## Selection
-- Begin --

An input element with a largest match count may be selected from the match table 412 at block 906. The largest match count of the match table 700 is shown to be A1. In an example embodiment, the largest match count may be determined by calculating a number of matches from a number of the distance values below a distance threshold for each of the fingerprints included as input elements.

At decision block 908, the method 900 may determine whether more than one input element was selected as having the largest match count. If more than one input element was selected, the method 900 may select the input element with a lowest average distance at block 910. If more than one input element was not selected at decision block 908 or after block 910, the method 900 may proceed to block 912.

The selected input element may be added to an output set 418 at block 912. By way of example, A1 may be added to output set 418 as having the largest match count of the match table 700.

One or more elements may be removed from consideration if they are within a distance threshold at block 914. By way of example, elements A2, A4, A5 may be removed from consideration as their values from the distance table 600 are within the distance threshold 406 of the element selected as being representative (e.g., element A1), such that elements A2, A4, A5 are considered functionally equivalent to A1. FIG. 10 illustrates an updated distance table 1000 after the elements have been removed from consideration, such that remaining elements are not considered functionality equivalent to A1.

-- End --

## Stated exercise 1
List every block number the passage mentions for the method's steps.
## Stated exercise 2
Repeat the part of the passage that begins at the words "An input element" and stops after "to block 912.".
## Stated exercise 3
Answer these from the passage:
(a) Which element has the largest match count in match table 700?
(b) In the example, which elements are removed from consideration?
(c) What does FIG. 10 illustrate?
The material has no connection to the passage.

## Given data
-- Begin --

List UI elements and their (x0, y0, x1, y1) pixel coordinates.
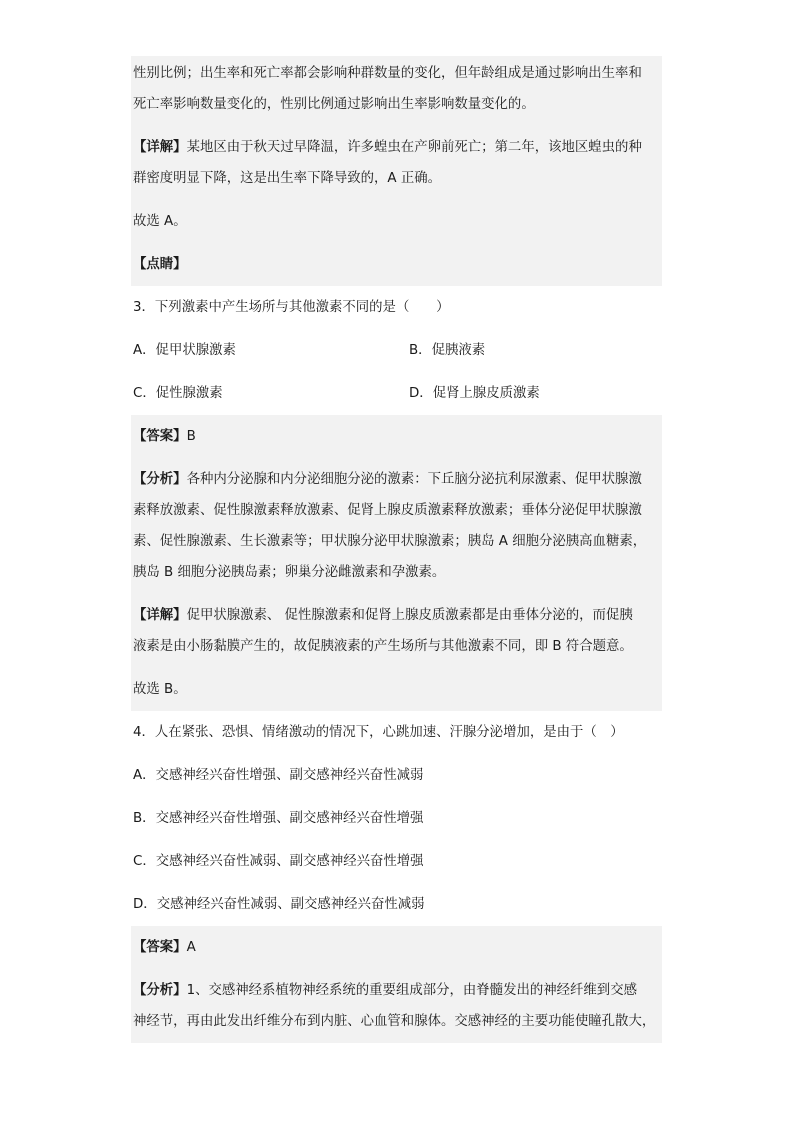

-- End --

## Final answer 1
906, 908, 910, 912, 914

## Final answer 2
An input element with a largest match count may be selected from the match table 412 at block 906. The largest match count of the match table 700 is shown to be A1. In an example embodiment, the largest match count may be determined by calculating a number of matches from a number of the distance values below a distance threshold for each of the fingerprints included as input elements.

At decision block 908, the method 900 may determine whether more than one input element was selected as having the largest match count. If more than one input element was selected, the method 900 may select the input element with a lowest average distance at block 910. If more than one input element was not selected at decision block 908 or after block 910, the method 900 may proceed to block 912.

## Final answer 3
(a) A1
(b) A2, A4, A5
(c) An updated distance table 1000 after the elements have been removed from consideration